:: Data rows

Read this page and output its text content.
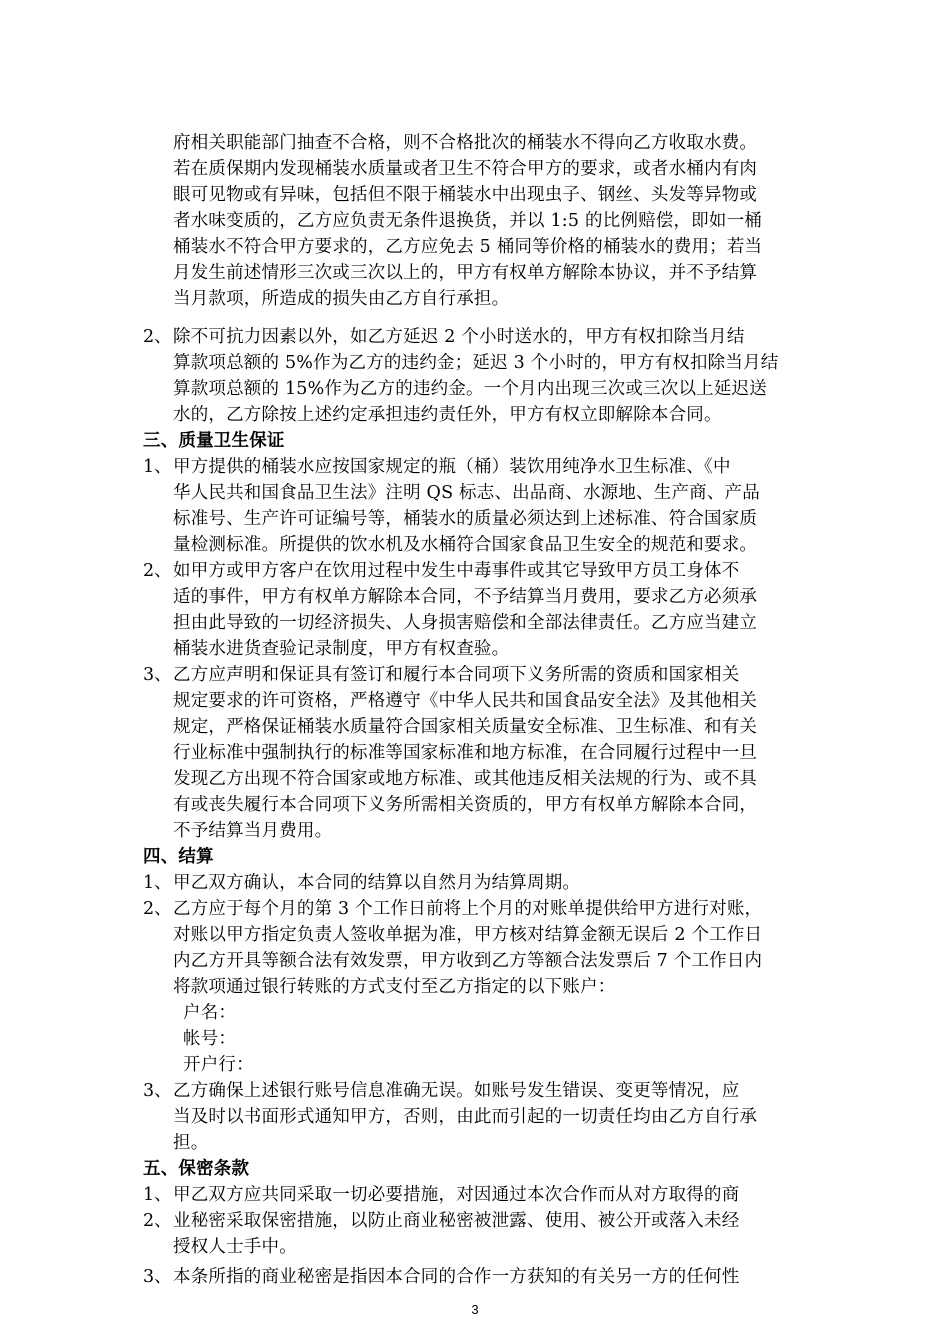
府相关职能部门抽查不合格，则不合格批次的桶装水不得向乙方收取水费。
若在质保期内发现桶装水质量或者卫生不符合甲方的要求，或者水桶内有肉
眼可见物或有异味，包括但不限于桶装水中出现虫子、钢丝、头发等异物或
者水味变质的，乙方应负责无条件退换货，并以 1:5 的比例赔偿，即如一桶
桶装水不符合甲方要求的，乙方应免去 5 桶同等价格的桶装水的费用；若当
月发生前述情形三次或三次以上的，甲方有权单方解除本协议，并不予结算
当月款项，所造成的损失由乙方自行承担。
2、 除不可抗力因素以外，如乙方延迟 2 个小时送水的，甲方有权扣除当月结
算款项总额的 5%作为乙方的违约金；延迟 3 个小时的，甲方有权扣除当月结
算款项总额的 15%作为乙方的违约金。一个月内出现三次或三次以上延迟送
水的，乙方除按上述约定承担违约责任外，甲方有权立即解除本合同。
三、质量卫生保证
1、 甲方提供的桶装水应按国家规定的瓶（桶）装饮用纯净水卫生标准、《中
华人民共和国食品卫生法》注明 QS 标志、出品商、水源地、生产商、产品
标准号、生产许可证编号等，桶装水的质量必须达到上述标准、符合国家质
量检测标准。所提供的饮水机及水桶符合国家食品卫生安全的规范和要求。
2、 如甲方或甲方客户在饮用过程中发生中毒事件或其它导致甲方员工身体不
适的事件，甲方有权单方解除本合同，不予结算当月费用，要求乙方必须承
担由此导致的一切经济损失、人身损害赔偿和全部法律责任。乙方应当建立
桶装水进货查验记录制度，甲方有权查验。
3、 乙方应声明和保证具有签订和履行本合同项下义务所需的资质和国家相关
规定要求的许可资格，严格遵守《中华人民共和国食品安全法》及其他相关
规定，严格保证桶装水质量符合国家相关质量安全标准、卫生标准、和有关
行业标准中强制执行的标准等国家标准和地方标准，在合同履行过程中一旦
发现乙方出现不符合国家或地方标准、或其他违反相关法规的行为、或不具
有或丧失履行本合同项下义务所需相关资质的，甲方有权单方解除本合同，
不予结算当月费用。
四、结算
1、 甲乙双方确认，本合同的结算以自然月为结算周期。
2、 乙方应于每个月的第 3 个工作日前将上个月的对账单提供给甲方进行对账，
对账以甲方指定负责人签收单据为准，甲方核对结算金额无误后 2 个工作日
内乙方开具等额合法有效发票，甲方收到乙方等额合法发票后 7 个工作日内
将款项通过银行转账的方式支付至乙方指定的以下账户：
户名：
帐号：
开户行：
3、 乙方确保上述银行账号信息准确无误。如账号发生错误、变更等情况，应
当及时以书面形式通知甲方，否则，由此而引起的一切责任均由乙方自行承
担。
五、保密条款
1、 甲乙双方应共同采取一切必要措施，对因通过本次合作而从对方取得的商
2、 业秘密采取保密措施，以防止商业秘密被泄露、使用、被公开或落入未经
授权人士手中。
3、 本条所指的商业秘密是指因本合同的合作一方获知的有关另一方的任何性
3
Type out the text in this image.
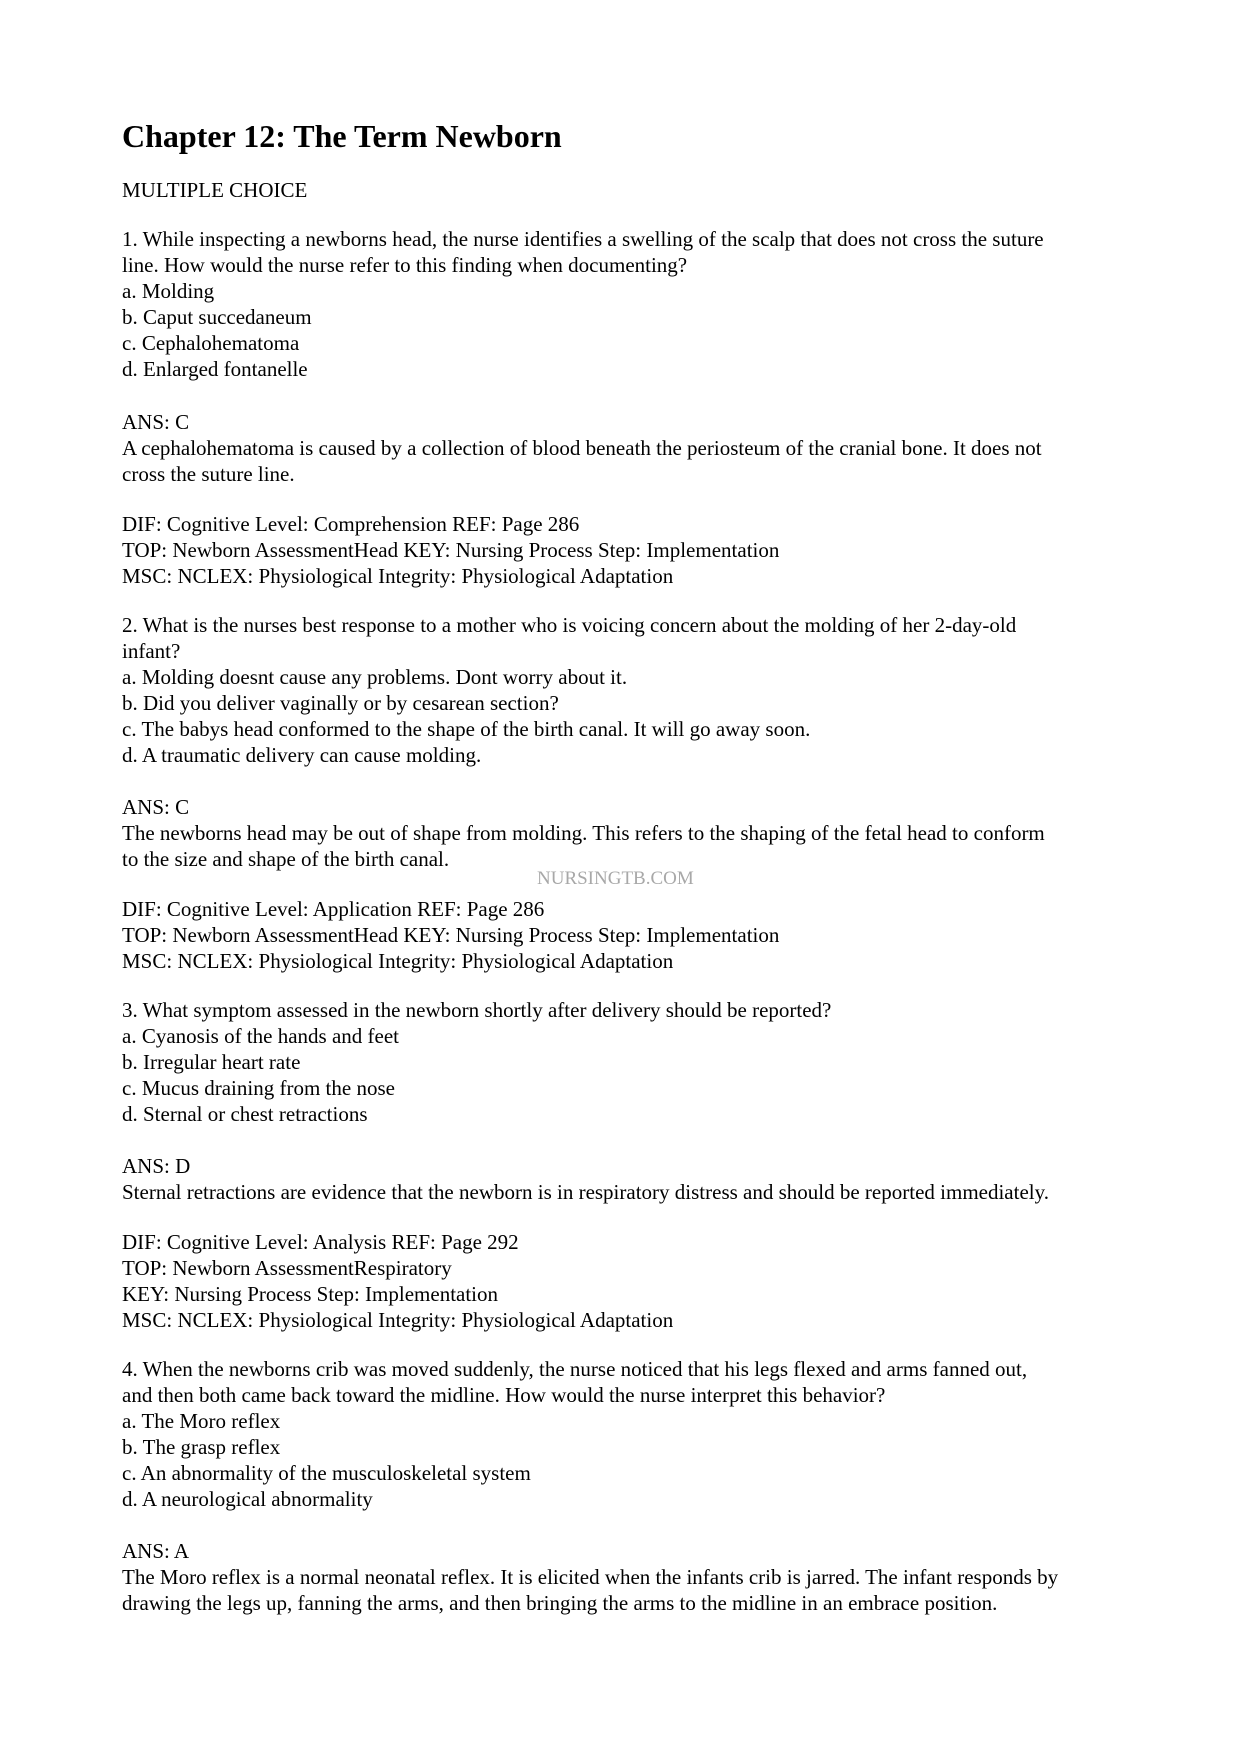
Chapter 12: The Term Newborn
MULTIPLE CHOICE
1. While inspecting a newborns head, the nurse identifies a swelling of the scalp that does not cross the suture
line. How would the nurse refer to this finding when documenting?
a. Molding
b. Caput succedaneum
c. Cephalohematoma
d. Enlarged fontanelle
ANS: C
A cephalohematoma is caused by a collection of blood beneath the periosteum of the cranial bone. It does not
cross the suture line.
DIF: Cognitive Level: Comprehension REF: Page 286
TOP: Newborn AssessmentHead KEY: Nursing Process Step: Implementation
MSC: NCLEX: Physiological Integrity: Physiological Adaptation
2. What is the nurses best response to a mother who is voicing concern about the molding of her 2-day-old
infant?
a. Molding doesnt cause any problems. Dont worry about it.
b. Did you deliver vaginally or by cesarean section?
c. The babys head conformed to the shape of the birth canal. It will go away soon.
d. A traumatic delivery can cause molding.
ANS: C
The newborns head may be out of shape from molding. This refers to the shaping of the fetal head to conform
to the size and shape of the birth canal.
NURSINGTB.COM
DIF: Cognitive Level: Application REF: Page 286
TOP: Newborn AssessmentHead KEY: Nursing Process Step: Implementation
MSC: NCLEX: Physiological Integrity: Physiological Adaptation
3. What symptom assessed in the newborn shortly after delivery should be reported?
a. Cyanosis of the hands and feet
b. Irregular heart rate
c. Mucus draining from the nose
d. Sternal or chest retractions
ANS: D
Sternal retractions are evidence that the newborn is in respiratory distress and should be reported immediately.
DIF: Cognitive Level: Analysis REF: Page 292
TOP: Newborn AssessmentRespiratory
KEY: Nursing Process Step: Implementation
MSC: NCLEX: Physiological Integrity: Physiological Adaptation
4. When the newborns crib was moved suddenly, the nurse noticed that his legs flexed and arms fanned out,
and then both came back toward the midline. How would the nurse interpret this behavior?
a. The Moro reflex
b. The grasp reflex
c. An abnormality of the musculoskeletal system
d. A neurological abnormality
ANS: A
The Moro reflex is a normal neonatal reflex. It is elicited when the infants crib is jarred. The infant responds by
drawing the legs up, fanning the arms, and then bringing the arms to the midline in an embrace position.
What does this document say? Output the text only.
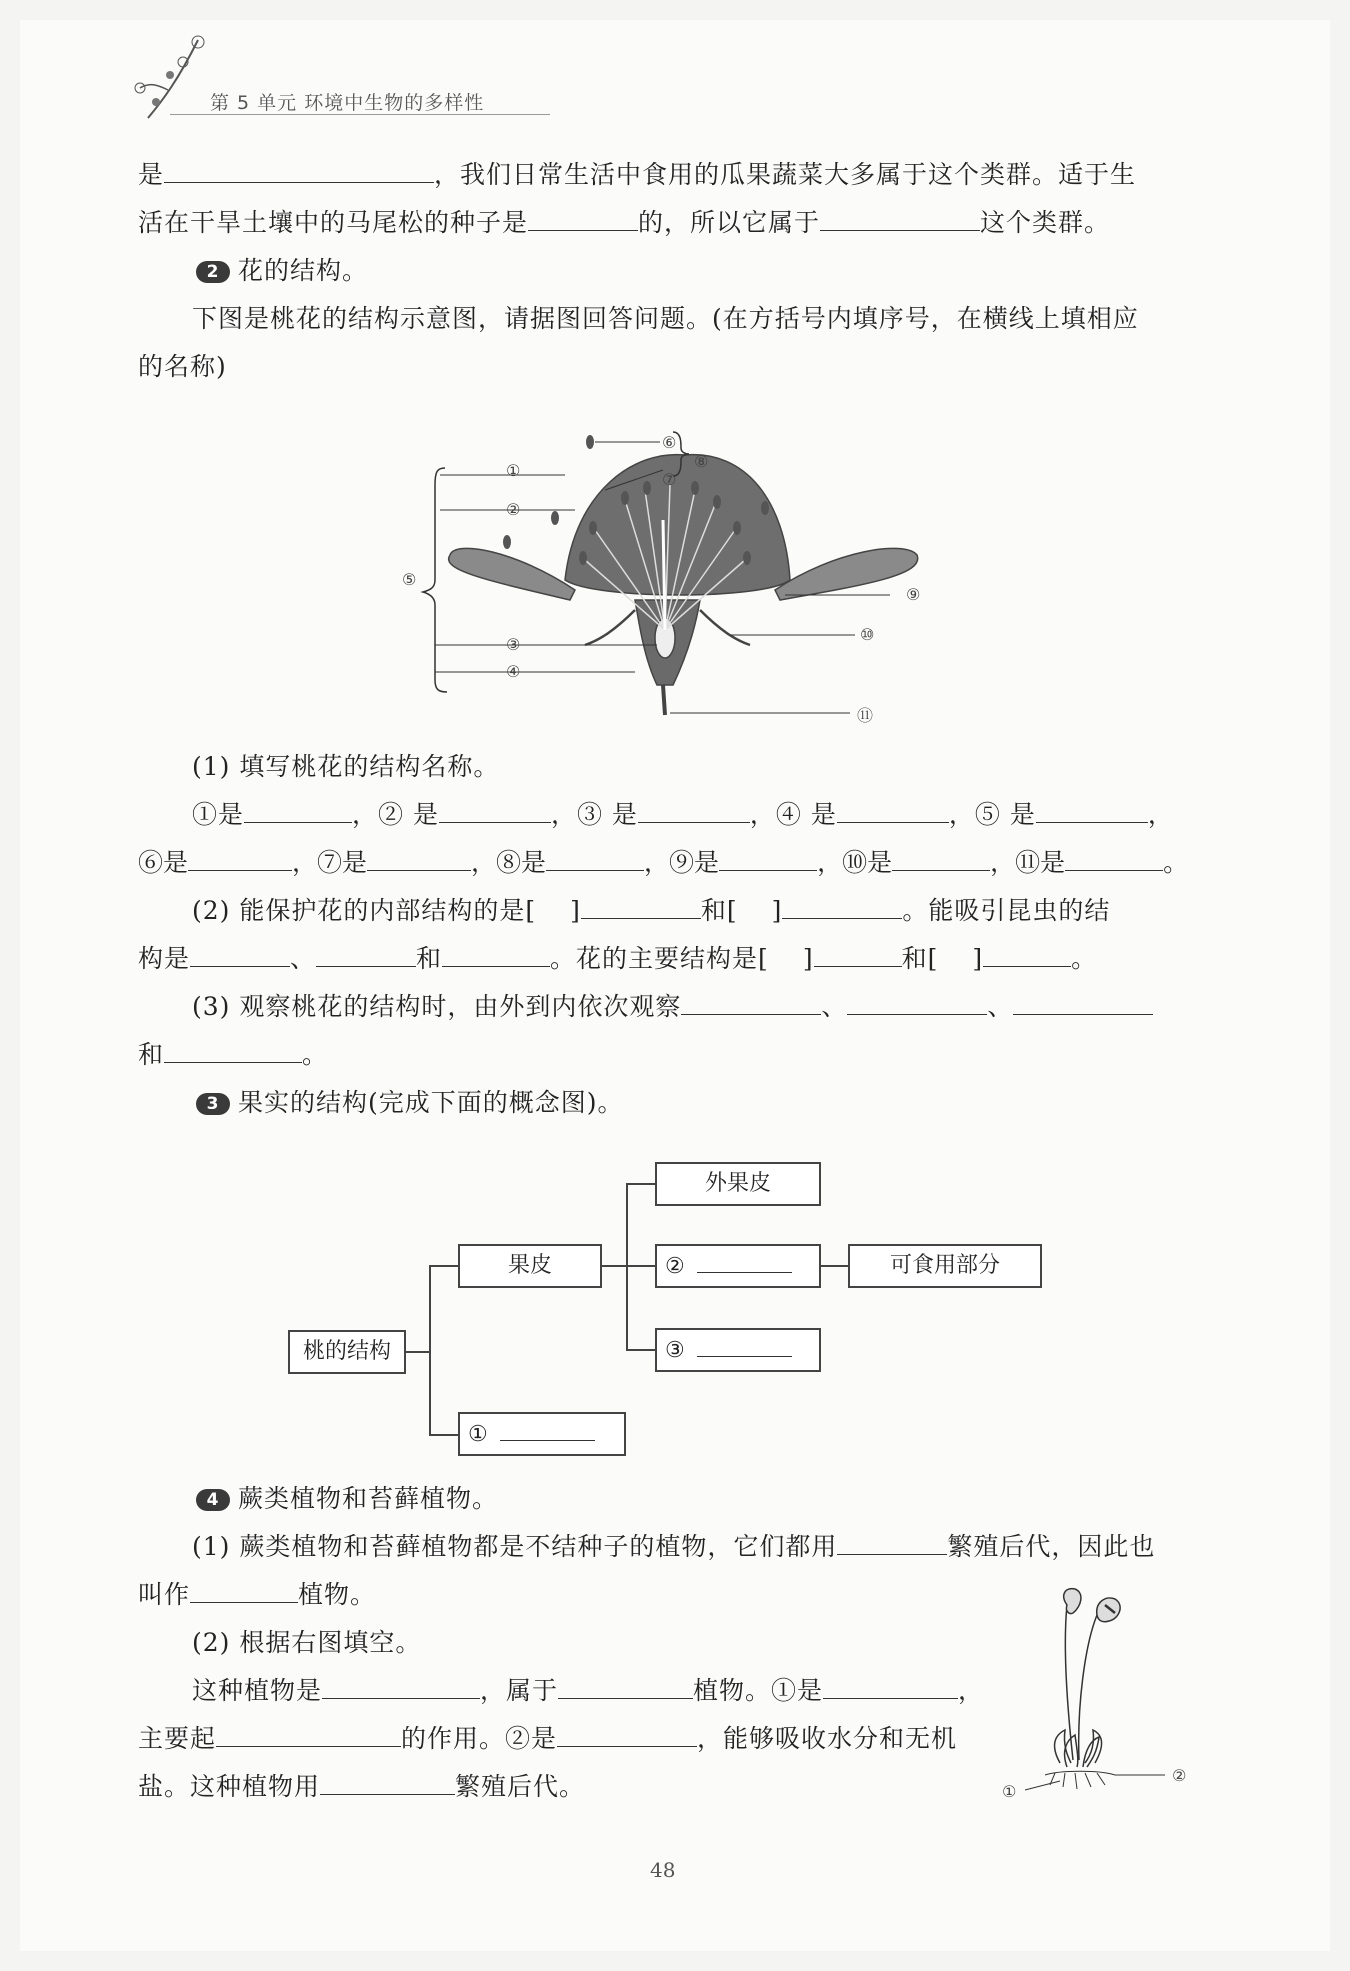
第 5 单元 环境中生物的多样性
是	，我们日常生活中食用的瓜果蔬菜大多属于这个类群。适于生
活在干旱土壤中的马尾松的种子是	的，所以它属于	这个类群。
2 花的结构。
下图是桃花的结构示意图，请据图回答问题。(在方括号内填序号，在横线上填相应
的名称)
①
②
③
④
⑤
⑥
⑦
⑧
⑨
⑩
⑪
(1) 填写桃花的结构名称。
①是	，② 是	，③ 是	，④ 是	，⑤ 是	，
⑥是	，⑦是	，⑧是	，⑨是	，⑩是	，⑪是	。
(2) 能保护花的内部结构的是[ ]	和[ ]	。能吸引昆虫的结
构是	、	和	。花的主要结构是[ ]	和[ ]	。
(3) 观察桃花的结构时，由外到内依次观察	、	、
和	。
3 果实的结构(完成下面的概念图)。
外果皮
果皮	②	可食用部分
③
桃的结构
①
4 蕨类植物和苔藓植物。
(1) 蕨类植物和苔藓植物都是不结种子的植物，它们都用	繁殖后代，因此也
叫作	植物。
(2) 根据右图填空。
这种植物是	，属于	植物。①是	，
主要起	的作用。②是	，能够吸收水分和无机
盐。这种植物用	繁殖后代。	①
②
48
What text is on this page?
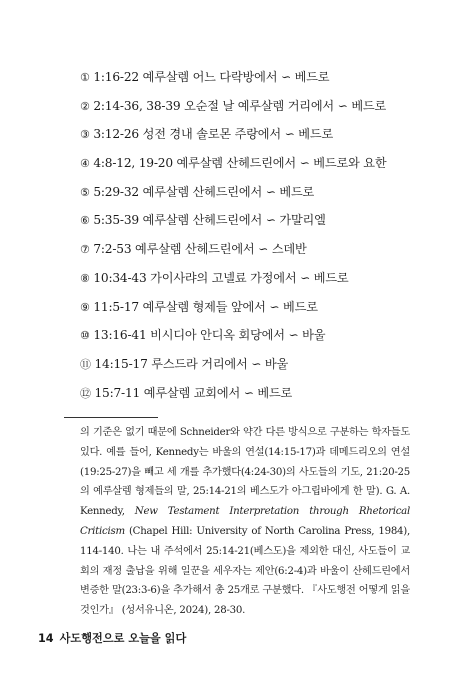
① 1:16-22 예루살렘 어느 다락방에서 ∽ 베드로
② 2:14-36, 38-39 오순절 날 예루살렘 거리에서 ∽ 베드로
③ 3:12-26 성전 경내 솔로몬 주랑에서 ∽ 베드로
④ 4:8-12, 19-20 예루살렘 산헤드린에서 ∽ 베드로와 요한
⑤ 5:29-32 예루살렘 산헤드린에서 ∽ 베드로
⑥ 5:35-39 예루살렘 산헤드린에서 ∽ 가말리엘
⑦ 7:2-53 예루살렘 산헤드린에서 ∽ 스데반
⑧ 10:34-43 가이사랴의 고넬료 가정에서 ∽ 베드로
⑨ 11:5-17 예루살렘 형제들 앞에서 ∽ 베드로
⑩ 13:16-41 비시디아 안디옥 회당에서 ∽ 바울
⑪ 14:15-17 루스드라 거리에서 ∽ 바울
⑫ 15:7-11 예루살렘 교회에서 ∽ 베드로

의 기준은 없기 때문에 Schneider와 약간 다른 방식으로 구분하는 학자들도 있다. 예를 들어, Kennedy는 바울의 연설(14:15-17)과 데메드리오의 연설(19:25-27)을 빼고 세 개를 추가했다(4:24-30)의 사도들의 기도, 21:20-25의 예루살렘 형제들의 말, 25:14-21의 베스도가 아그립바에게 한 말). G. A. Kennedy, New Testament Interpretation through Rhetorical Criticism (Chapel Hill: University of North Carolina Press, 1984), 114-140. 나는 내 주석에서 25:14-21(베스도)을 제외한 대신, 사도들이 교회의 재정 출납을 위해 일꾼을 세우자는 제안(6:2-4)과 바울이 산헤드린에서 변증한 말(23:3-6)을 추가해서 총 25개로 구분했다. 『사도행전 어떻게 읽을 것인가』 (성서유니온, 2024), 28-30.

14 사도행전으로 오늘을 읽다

::::

Directions for this task:
Scan the records for the string "cross". Copy each line in which it appears.

Exercise response:
1. While inspecting a newborns head, the nurse identifies a swelling of the scalp that does not cross the suture
cross the suture line.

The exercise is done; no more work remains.